**Given problem:** In the listing that follows, count the lines holding the word "more" and report only that number.

**Listing:**
################
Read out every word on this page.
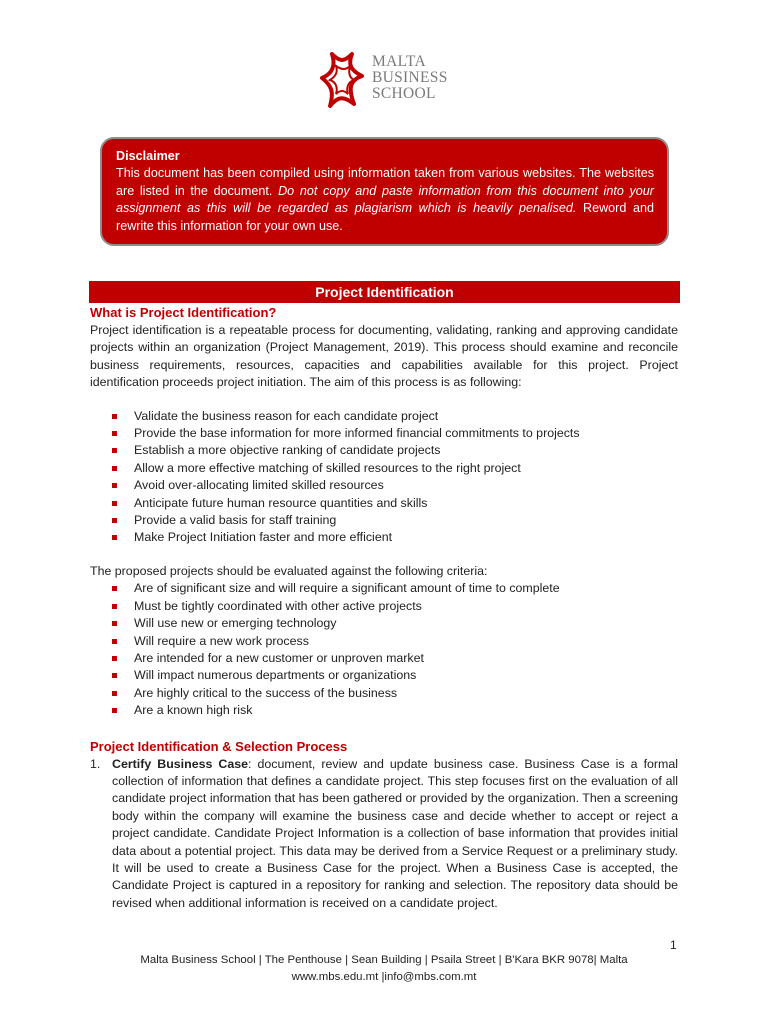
MALTA
BUSINESS
SCHOOL
Disclaimer
This document has been compiled using information taken from various websites. The websites are listed in the document. Do not copy and paste information from this document into your assignment as this will be regarded as plagiarism which is heavily penalised. Reword and rewrite this information for your own use.
Project Identification
What is Project Identification?
Project identification is a repeatable process for documenting, validating, ranking and approving candidate projects within an organization (Project Management, 2019). This process should examine and reconcile business requirements, resources, capacities and capabilities available for this project. Project identification proceeds project initiation. The aim of this process is as following:
Validate the business reason for each candidate project
Provide the base information for more informed financial commitments to projects
Establish a more objective ranking of candidate projects
Allow a more effective matching of skilled resources to the right project
Avoid over-allocating limited skilled resources
Anticipate future human resource quantities and skills
Provide a valid basis for staff training
Make Project Initiation faster and more efficient
The proposed projects should be evaluated against the following criteria:
Are of significant size and will require a significant amount of time to complete
Must be tightly coordinated with other active projects
Will use new or emerging technology
Will require a new work process
Are intended for a new customer or unproven market
Will impact numerous departments or organizations
Are highly critical to the success of the business
Are a known high risk
Project Identification & Selection Process
1. Certify Business Case: document, review and update business case. Business Case is a formal collection of information that defines a candidate project. This step focuses first on the evaluation of all candidate project information that has been gathered or provided by the organization. Then a screening body within the company will examine the business case and decide whether to accept or reject a project candidate. Candidate Project Information is a collection of base information that provides initial data about a potential project. This data may be derived from a Service Request or a preliminary study. It will be used to create a Business Case for the project. When a Business Case is accepted, the Candidate Project is captured in a repository for ranking and selection. The repository data should be revised when additional information is received on a candidate project.
1
Malta Business School | The Penthouse | Sean Building | Psaila Street | B'Kara BKR 9078| Malta
www.mbs.edu.mt |info@mbs.com.mt
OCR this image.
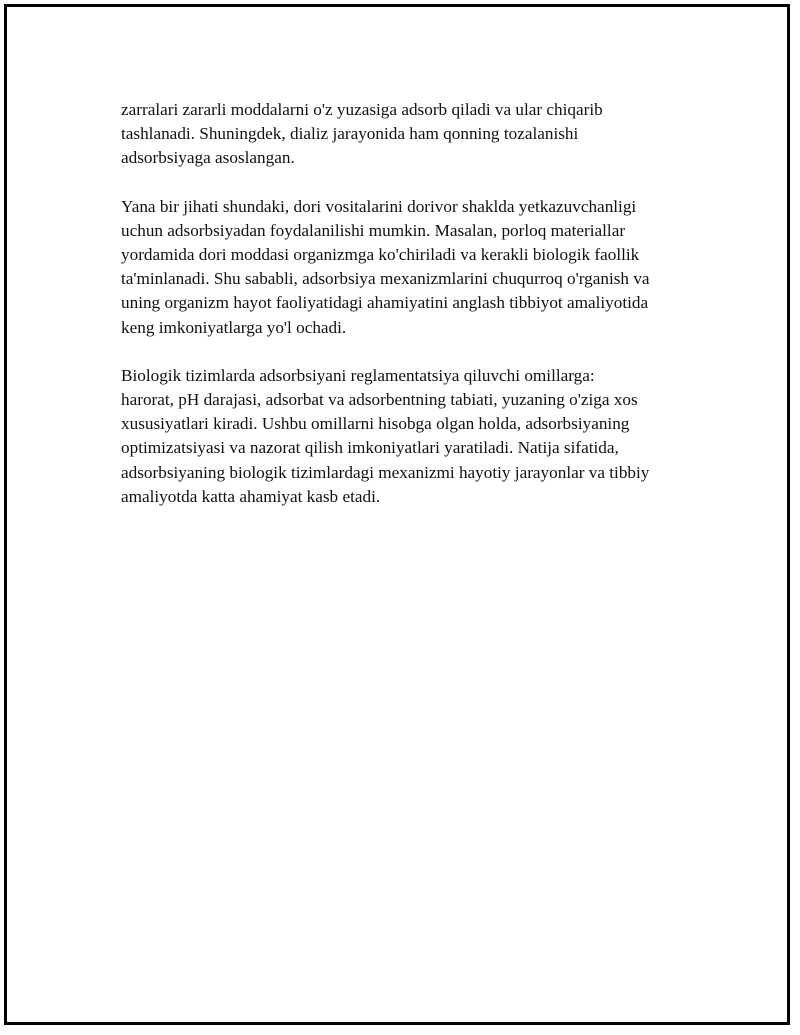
zarralari zararli moddalarni o'z yuzasiga adsorb qiladi va ular chiqarib
tashlanadi. Shuningdek, dializ jarayonida ham qonning tozalanishi
adsorbsiyaga asoslangan.

Yana bir jihati shundaki, dori vositalarini dorivor shaklda yetkazuvchanligi
uchun adsorbsiyadan foydalanilishi mumkin. Masalan, porloq materiallar
yordamida dori moddasi organizmga ko'chiriladi va kerakli biologik faollik
ta'minlanadi. Shu sababli, adsorbsiya mexanizmlarini chuqurroq o'rganish va
uning organizm hayot faoliyatidagi ahamiyatini anglash tibbiyot amaliyotida
keng imkoniyatlarga yo'l ochadi.

Biologik tizimlarda adsorbsiyani reglamentatsiya qiluvchi omillarga:
harorat, pH darajasi, adsorbat va adsorbentning tabiati, yuzaning o'ziga xos
xususiyatlari kiradi. Ushbu omillarni hisobga olgan holda, adsorbsiyaning
optimizatsiyasi va nazorat qilish imkoniyatlari yaratiladi. Natija sifatida,
adsorbsiyaning biologik tizimlardagi mexanizmi hayotiy jarayonlar va tibbiy
amaliyotda katta ahamiyat kasb etadi.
################
**Exercise answer:** 4